(Dataset entries)
+ + + + + + +

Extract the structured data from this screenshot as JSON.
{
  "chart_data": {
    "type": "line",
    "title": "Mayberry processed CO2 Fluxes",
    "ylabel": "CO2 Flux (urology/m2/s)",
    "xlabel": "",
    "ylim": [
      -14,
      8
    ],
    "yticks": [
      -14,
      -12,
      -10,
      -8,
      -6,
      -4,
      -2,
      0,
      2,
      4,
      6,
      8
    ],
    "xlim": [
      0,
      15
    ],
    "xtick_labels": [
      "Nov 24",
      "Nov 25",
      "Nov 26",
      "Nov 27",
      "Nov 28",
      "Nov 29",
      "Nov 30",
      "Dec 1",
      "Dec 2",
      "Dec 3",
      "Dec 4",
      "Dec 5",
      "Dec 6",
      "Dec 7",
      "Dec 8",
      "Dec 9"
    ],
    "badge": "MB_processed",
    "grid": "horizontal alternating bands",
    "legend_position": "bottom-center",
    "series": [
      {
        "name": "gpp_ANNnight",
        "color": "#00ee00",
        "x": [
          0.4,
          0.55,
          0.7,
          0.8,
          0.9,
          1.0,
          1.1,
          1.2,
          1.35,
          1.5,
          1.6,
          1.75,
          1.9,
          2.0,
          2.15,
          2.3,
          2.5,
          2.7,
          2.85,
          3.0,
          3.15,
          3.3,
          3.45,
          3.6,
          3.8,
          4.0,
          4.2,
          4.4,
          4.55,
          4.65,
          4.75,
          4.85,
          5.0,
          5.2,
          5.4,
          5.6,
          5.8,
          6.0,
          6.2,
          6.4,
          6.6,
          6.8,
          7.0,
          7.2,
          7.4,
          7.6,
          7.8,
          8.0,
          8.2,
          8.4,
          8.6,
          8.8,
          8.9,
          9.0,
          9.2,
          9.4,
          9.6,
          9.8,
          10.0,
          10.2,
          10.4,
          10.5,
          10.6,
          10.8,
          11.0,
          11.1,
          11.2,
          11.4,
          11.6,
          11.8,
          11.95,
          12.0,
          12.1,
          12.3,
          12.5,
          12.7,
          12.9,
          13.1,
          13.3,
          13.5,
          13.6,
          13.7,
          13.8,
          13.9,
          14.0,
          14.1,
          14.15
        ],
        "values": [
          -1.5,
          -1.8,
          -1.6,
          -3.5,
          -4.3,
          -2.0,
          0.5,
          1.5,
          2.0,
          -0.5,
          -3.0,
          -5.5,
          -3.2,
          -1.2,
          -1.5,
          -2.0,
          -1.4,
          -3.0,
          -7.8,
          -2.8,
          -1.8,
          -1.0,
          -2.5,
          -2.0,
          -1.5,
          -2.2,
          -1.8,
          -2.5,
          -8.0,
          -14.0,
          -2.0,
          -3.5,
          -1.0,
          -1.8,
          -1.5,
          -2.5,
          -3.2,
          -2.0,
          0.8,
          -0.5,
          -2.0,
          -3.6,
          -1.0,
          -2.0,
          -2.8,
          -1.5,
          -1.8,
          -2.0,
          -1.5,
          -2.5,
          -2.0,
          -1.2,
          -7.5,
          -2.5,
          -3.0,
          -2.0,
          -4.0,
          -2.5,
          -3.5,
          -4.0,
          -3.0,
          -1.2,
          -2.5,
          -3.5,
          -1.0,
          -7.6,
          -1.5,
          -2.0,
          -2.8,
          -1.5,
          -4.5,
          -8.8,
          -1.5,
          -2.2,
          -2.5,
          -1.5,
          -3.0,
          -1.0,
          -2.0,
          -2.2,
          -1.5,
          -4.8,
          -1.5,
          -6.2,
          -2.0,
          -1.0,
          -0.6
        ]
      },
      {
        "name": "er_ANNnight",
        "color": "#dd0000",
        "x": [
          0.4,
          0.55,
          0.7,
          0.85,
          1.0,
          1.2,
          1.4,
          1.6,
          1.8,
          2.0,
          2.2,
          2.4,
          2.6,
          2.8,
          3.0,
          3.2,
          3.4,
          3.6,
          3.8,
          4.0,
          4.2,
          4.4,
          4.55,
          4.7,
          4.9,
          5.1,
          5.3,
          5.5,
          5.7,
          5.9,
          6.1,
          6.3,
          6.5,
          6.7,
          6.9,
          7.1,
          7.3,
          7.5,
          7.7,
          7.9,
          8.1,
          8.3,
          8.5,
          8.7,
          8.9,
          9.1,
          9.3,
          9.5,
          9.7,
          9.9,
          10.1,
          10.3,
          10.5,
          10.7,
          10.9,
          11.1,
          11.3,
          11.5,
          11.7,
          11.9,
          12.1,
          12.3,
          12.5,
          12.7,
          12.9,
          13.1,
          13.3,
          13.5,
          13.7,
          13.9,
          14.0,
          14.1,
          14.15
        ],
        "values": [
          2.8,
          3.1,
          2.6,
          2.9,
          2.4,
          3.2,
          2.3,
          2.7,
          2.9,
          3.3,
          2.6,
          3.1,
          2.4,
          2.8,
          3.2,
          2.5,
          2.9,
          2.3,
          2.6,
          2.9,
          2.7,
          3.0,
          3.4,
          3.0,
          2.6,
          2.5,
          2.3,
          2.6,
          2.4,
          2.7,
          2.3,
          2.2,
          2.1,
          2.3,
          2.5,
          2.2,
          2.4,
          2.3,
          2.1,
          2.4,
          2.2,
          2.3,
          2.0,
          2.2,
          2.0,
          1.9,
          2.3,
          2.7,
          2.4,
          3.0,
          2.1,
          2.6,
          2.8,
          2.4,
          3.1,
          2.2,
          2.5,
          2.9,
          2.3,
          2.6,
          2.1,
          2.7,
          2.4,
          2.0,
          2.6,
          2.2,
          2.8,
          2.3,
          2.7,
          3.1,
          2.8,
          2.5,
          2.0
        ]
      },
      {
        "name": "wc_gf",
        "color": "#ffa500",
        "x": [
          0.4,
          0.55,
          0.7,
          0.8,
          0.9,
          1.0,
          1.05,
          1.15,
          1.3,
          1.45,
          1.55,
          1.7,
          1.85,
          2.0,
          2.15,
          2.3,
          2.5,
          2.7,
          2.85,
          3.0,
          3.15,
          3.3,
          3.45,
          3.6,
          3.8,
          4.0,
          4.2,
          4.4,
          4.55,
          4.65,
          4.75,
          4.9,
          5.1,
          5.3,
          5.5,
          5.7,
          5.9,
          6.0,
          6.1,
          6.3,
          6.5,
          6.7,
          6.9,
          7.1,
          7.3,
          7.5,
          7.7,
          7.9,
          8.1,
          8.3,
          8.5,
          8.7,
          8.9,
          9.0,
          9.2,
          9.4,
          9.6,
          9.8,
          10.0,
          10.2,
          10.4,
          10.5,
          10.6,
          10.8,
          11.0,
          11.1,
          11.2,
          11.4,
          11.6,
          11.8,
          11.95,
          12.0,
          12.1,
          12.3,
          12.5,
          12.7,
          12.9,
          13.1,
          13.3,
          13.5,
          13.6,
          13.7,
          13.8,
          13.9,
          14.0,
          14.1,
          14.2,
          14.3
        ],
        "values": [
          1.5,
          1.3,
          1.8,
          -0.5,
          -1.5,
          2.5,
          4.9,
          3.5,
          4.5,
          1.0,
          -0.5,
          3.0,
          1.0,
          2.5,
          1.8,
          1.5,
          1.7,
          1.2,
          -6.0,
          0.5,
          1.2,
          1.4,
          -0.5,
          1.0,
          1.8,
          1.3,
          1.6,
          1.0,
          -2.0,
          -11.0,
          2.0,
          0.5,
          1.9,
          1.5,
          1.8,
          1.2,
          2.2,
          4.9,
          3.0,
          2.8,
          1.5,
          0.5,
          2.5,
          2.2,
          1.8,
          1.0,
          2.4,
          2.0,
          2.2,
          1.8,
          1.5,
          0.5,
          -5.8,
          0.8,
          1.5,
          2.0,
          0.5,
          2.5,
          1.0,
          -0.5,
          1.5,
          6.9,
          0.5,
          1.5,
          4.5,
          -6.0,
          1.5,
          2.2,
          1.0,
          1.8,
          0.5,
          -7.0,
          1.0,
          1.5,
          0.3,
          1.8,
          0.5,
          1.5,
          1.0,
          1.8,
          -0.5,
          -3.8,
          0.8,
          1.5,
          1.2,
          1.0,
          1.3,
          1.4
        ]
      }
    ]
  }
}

+ + + + + + +

SHORT TASK: Copy out every line of the material above that mentions the word "color".

WRITTEN ANSWER:
        "color": "#00ee00",
        "color": "#dd0000",
        "color": "#ffa500",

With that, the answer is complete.